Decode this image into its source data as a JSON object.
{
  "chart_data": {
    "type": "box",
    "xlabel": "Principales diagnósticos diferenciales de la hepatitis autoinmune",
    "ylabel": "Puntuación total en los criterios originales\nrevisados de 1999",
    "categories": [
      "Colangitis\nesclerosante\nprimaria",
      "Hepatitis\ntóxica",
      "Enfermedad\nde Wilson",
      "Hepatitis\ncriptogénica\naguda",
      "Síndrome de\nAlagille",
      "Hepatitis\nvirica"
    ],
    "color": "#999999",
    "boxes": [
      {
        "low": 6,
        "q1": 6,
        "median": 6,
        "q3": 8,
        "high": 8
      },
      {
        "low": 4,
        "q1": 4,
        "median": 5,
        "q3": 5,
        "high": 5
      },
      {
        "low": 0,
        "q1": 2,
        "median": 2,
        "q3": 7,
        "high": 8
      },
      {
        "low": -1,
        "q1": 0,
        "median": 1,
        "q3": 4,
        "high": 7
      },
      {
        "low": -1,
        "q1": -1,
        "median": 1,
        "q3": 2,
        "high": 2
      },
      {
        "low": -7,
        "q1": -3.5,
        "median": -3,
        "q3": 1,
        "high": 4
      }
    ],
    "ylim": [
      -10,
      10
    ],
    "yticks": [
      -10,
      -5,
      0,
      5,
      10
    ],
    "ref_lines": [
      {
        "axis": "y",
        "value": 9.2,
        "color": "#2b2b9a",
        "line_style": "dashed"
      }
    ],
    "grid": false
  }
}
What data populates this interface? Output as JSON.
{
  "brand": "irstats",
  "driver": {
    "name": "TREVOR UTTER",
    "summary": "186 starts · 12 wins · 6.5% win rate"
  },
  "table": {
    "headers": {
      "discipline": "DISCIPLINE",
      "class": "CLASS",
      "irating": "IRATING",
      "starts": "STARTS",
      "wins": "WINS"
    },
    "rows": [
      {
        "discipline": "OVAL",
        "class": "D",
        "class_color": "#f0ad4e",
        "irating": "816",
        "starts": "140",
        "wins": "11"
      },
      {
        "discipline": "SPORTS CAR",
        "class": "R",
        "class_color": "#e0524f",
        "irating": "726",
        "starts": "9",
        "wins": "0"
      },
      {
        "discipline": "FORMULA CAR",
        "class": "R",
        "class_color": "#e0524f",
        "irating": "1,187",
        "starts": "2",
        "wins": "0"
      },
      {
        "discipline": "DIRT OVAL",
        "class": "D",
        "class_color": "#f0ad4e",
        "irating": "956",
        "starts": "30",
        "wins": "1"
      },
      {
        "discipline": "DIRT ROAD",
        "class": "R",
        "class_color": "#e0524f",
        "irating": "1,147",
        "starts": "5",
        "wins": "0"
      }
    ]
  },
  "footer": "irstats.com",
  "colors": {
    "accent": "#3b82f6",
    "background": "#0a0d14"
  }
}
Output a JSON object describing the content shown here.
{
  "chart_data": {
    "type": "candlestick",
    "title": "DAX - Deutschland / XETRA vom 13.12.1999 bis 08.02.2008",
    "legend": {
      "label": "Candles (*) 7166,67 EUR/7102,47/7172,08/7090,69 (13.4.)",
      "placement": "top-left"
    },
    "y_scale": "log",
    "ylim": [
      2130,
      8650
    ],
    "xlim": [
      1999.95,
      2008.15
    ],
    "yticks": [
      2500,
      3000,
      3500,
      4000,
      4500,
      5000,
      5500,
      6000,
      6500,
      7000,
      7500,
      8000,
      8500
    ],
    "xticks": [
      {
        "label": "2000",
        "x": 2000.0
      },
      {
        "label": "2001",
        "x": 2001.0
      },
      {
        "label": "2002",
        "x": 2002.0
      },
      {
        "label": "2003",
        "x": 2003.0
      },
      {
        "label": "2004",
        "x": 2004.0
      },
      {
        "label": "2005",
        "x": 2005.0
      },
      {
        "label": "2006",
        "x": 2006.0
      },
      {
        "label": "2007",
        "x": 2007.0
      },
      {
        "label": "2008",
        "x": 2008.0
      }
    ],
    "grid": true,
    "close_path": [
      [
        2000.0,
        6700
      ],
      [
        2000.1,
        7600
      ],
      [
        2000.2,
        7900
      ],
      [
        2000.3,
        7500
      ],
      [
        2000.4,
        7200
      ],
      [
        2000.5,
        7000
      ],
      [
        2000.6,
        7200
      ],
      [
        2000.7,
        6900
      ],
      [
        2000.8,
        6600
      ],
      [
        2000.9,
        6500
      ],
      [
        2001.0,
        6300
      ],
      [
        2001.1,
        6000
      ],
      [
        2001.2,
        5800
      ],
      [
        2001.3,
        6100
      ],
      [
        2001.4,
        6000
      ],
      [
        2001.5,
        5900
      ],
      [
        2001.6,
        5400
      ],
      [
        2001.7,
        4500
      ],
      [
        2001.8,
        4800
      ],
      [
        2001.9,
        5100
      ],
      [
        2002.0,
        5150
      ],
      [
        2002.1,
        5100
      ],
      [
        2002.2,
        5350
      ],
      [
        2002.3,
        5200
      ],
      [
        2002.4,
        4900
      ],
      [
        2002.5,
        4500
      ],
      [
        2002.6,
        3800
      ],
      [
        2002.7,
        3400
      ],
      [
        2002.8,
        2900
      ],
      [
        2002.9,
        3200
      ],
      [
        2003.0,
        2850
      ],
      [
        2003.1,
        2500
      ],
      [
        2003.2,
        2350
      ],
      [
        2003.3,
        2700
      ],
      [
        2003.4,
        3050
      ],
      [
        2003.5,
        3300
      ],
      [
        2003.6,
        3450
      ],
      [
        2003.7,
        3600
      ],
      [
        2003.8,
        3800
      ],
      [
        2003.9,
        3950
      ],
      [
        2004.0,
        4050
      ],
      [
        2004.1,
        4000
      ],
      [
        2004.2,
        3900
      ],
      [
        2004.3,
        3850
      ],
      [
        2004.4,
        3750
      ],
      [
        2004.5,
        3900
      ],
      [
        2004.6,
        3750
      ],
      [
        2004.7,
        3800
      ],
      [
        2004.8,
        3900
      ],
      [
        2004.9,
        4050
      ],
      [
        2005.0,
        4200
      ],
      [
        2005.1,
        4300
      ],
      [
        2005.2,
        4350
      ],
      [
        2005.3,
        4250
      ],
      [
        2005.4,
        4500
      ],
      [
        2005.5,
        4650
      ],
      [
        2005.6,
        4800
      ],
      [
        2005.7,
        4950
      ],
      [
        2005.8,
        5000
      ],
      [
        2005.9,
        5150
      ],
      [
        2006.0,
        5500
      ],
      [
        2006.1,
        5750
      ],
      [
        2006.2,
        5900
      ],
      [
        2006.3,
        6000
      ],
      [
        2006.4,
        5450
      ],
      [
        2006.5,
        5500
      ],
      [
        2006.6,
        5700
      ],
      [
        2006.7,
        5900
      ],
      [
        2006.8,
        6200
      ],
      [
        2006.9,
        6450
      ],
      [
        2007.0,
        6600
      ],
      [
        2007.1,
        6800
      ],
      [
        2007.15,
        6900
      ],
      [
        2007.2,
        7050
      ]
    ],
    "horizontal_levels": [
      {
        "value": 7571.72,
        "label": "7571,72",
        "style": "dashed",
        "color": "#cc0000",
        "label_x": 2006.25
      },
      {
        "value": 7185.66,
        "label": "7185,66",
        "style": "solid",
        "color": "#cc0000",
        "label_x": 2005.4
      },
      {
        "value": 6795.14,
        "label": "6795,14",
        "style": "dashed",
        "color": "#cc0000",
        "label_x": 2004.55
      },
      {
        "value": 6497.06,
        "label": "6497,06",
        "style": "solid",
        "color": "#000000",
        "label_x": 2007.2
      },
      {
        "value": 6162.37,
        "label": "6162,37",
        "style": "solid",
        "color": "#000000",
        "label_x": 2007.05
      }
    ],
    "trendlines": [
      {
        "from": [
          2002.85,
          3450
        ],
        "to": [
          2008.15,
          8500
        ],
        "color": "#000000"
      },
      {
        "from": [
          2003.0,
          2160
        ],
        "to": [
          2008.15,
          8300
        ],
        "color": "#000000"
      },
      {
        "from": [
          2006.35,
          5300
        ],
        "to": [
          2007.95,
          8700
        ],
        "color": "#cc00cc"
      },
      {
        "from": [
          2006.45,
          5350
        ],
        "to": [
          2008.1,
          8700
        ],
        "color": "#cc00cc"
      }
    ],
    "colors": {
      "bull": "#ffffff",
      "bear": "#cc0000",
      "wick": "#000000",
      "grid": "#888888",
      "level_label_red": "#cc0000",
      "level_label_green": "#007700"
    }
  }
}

+===+

→ Challenge: Collect the complete line wherever the string "JSON" appears in the records.

→ Solution for this task:
Decode this image into its source data as a JSON object.
What data populates this interface? Output as JSON.
Output a JSON object describing the content shown here.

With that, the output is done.